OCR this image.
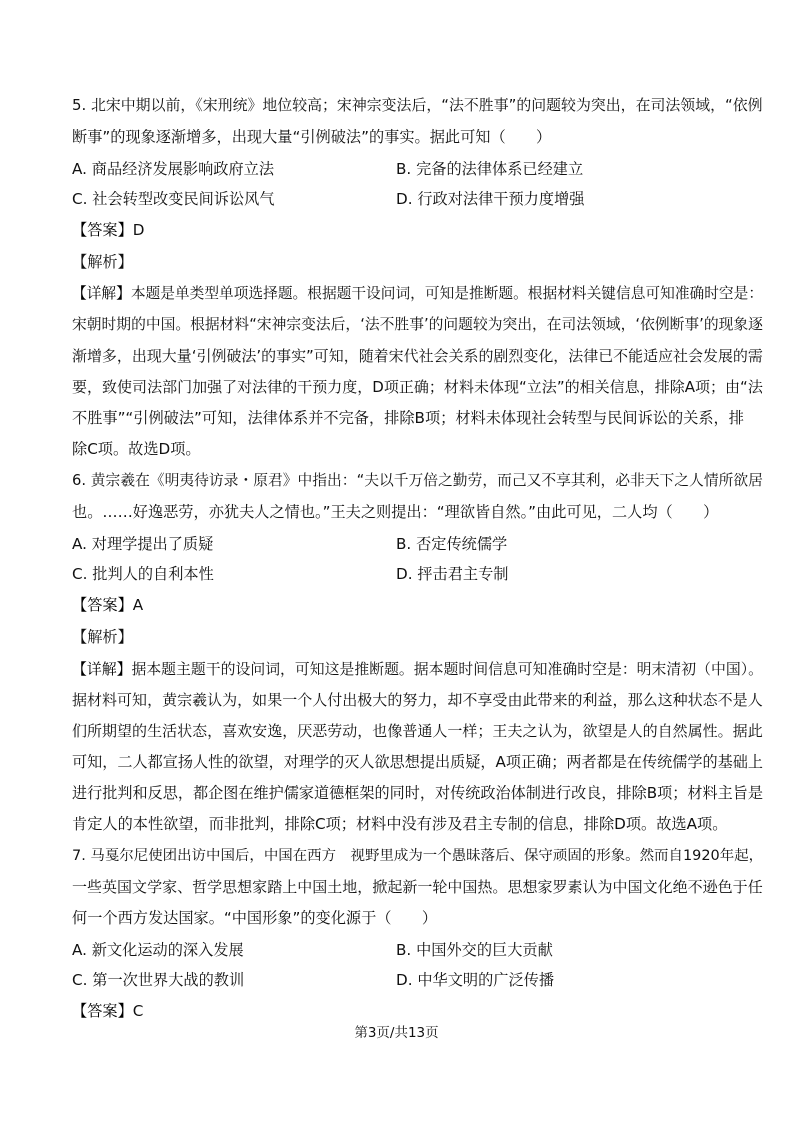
5. 北宋中期以前，《宋刑统》地位较高；宋神宗变法后，“法不胜事”的问题较为突出，在司法领域，“依例
断事”的现象逐渐增多，出现大量“引例破法”的事实。据此可知（　　）
A. 商品经济发展影响政府立法	B. 完备的法律体系已经建立
C. 社会转型改变民间诉讼风气	D. 行政对法律干预力度增强
【答案】D
【解析】
【详解】本题是单类型单项选择题。根据题干设问词，可知是推断题。根据材料关键信息可知准确时空是：
宋朝时期的中国。根据材料“宋神宗变法后，‘法不胜事’的问题较为突出，在司法领域，‘依例断事’的现象逐
渐增多，出现大量‘引例破法’的事实”可知，随着宋代社会关系的剧烈变化，法律已不能适应社会发展的需
要，致使司法部门加强了对法律的干预力度，D项正确；材料未体现“立法”的相关信息，排除A项；由“法
不胜事”“引例破法”可知，法律体系并不完备，排除B项；材料未体现社会转型与民间诉讼的关系，排
除C项。故选D项。
6. 黄宗羲在《明夷待访录・原君》中指出：“夫以千万倍之勤劳，而己又不享其利，必非天下之人情所欲居
也。……好逸恶劳，亦犹夫人之情也。”王夫之则提出：“理欲皆自然。”由此可见，二人均（　　）
A. 对理学提出了质疑	B. 否定传统儒学
C. 批判人的自利本性	D. 抨击君主专制
【答案】A
【解析】
【详解】据本题主题干的设问词，可知这是推断题。据本题时间信息可知准确时空是：明末清初（中国）。
据材料可知，黄宗羲认为，如果一个人付出极大的努力，却不享受由此带来的利益，那么这种状态不是人
们所期望的生活状态，喜欢安逸，厌恶劳动，也像普通人一样；王夫之认为，欲望是人的自然属性。据此
可知，二人都宣扬人性的欲望，对理学的灭人欲思想提出质疑，A项正确；两者都是在传统儒学的基础上
进行批判和反思，都企图在维护儒家道德框架的同时，对传统政治体制进行改良，排除B项；材料主旨是
肯定人的本性欲望，而非批判，排除C项；材料中没有涉及君主专制的信息，排除D项。故选A项。
7. 马戛尔尼使团出访中国后，中国在西方　视野里成为一个愚昧落后、保守顽固的形象。然而自1920年起，
一些英国文学家、哲学思想家踏上中国土地，掀起新一轮中国热。思想家罗素认为中国文化绝不逊色于任
何一个西方发达国家。“中国形象”的变化源于（　　）
A. 新文化运动的深入发展	B. 中国外交的巨大贡献
C. 第一次世界大战的教训	D. 中华文明的广泛传播
【答案】C
第3页/共13页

Short exercise:
Using the material above, set down every line exactly, but skip the pictures.

The answer:
OCR this image.
5. 北宋中期以前，《宋刑统》地位较高；宋神宗变法后，“法不胜事”的问题较为突出，在司法领域，“依例
断事”的现象逐渐增多，出现大量“引例破法”的事实。据此可知（　　）
A. 商品经济发展影响政府立法	B. 完备的法律体系已经建立
C. 社会转型改变民间诉讼风气	D. 行政对法律干预力度增强
【答案】D
【解析】
【详解】本题是单类型单项选择题。根据题干设问词，可知是推断题。根据材料关键信息可知准确时空是：
宋朝时期的中国。根据材料“宋神宗变法后，‘法不胜事’的问题较为突出，在司法领域，‘依例断事’的现象逐
渐增多，出现大量‘引例破法’的事实”可知，随着宋代社会关系的剧烈变化，法律已不能适应社会发展的需
要，致使司法部门加强了对法律的干预力度，D项正确；材料未体现“立法”的相关信息，排除A项；由“法
不胜事”“引例破法”可知，法律体系并不完备，排除B项；材料未体现社会转型与民间诉讼的关系，排
除C项。故选D项。
6. 黄宗羲在《明夷待访录・原君》中指出：“夫以千万倍之勤劳，而己又不享其利，必非天下之人情所欲居
也。……好逸恶劳，亦犹夫人之情也。”王夫之则提出：“理欲皆自然。”由此可见，二人均（　　）
A. 对理学提出了质疑	B. 否定传统儒学
C. 批判人的自利本性	D. 抨击君主专制
【答案】A
【解析】
【详解】据本题主题干的设问词，可知这是推断题。据本题时间信息可知准确时空是：明末清初（中国）。
据材料可知，黄宗羲认为，如果一个人付出极大的努力，却不享受由此带来的利益，那么这种状态不是人
们所期望的生活状态，喜欢安逸，厌恶劳动，也像普通人一样；王夫之认为，欲望是人的自然属性。据此
可知，二人都宣扬人性的欲望，对理学的灭人欲思想提出质疑，A项正确；两者都是在传统儒学的基础上
进行批判和反思，都企图在维护儒家道德框架的同时，对传统政治体制进行改良，排除B项；材料主旨是
肯定人的本性欲望，而非批判，排除C项；材料中没有涉及君主专制的信息，排除D项。故选A项。
7. 马戛尔尼使团出访中国后，中国在西方　视野里成为一个愚昧落后、保守顽固的形象。然而自1920年起，
一些英国文学家、哲学思想家踏上中国土地，掀起新一轮中国热。思想家罗素认为中国文化绝不逊色于任
何一个西方发达国家。“中国形象”的变化源于（　　）
A. 新文化运动的深入发展	B. 中国外交的巨大贡献
C. 第一次世界大战的教训	D. 中华文明的广泛传播
【答案】C
第3页/共13页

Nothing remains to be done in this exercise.